Source data:

»»

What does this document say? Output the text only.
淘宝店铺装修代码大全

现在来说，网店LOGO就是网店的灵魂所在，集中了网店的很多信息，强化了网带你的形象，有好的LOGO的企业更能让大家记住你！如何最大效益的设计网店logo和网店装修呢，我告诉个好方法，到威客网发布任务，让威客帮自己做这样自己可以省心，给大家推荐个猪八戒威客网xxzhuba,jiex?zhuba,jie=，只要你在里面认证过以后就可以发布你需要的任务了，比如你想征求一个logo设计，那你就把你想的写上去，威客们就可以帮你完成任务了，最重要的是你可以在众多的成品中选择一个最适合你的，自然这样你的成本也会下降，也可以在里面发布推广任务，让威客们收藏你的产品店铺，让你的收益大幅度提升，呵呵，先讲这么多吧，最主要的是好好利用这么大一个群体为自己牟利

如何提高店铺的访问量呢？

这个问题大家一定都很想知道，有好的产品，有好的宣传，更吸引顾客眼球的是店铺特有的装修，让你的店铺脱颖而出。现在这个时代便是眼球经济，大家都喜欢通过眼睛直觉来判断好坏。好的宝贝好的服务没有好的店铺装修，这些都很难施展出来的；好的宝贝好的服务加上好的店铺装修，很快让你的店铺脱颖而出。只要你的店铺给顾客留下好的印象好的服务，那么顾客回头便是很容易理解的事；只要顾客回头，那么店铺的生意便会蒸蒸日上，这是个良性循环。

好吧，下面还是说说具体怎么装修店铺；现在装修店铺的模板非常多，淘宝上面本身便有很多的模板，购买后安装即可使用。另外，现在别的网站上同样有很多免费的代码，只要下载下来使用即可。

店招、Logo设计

««

* WHAT YOU WILL DO:
Nothing should be left out: return all of the records exactly.

* COMPLETE RESPONSE:
What does this document say? Output the text only.
淘宝店铺装修代码大全

现在来说，网店LOGO就是网店的灵魂所在，集中了网店的很多信息，强化了网带你的形象，有好的LOGO的企业更能让大家记住你！如何最大效益的设计网店logo和网店装修呢，我告诉个好方法，到威客网发布任务，让威客帮自己做这样自己可以省心，给大家推荐个猪八戒威客网xxzhuba,jiex?zhuba,jie=，只要你在里面认证过以后就可以发布你需要的任务了，比如你想征求一个logo设计，那你就把你想的写上去，威客们就可以帮你完成任务了，最重要的是你可以在众多的成品中选择一个最适合你的，自然这样你的成本也会下降，也可以在里面发布推广任务，让威客们收藏你的产品店铺，让你的收益大幅度提升，呵呵，先讲这么多吧，最主要的是好好利用这么大一个群体为自己牟利

如何提高店铺的访问量呢？

这个问题大家一定都很想知道，有好的产品，有好的宣传，更吸引顾客眼球的是店铺特有的装修，让你的店铺脱颖而出。现在这个时代便是眼球经济，大家都喜欢通过眼睛直觉来判断好坏。好的宝贝好的服务没有好的店铺装修，这些都很难施展出来的；好的宝贝好的服务加上好的店铺装修，很快让你的店铺脱颖而出。只要你的店铺给顾客留下好的印象好的服务，那么顾客回头便是很容易理解的事；只要顾客回头，那么店铺的生意便会蒸蒸日上，这是个良性循环。

好吧，下面还是说说具体怎么装修店铺；现在装修店铺的模板非常多，淘宝上面本身便有很多的模板，购买后安装即可使用。另外，现在别的网站上同样有很多免费的代码，只要下载下来使用即可。

店招、Logo设计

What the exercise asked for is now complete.